Start EXTRACTED DATA

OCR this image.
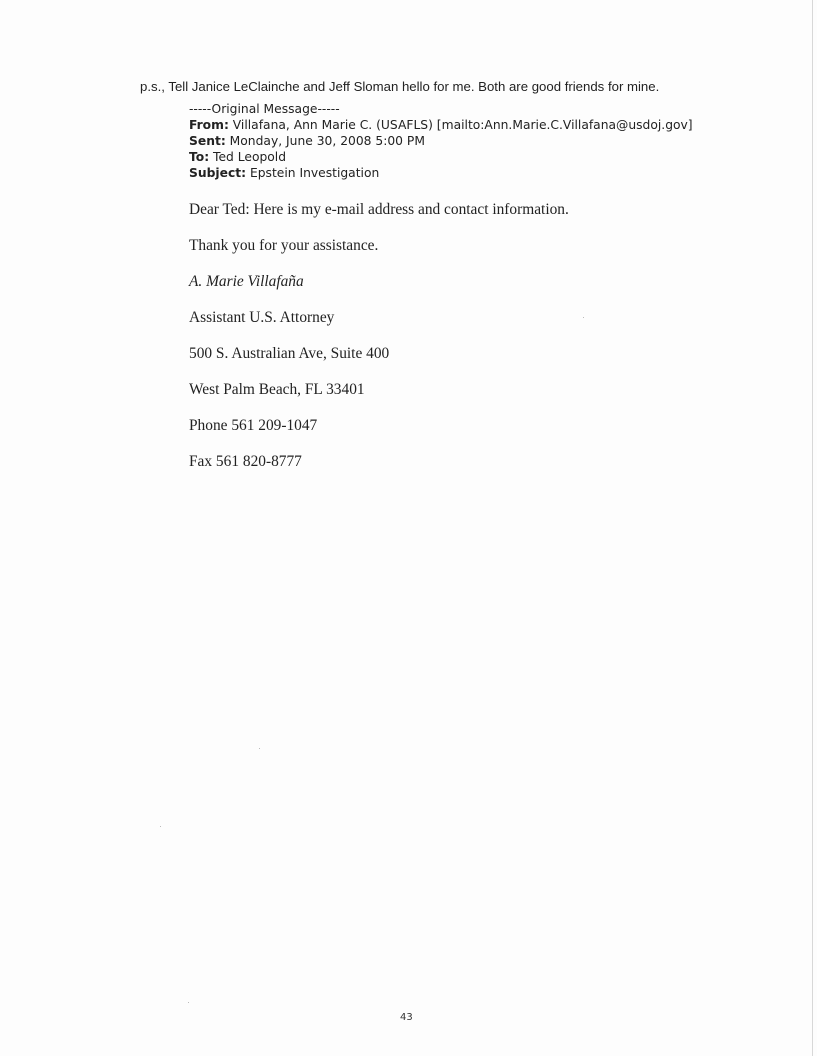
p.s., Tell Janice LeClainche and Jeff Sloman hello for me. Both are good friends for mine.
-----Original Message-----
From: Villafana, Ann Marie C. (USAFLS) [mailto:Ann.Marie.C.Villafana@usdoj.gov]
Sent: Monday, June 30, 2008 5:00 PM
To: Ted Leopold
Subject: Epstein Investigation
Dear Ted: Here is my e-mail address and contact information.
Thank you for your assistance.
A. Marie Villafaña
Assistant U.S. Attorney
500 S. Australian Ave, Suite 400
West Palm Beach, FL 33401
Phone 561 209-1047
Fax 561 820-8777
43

End EXTRACTED DATA

→ **AIM OF THE TASK**
Go through the material and copy out every line with "Marie" in it.

→ **WORKED ANSWER**
From: Villafana, Ann Marie C. (USAFLS) [mailto:Ann.Marie.C.Villafana@usdoj.gov]
A. Marie Villafaña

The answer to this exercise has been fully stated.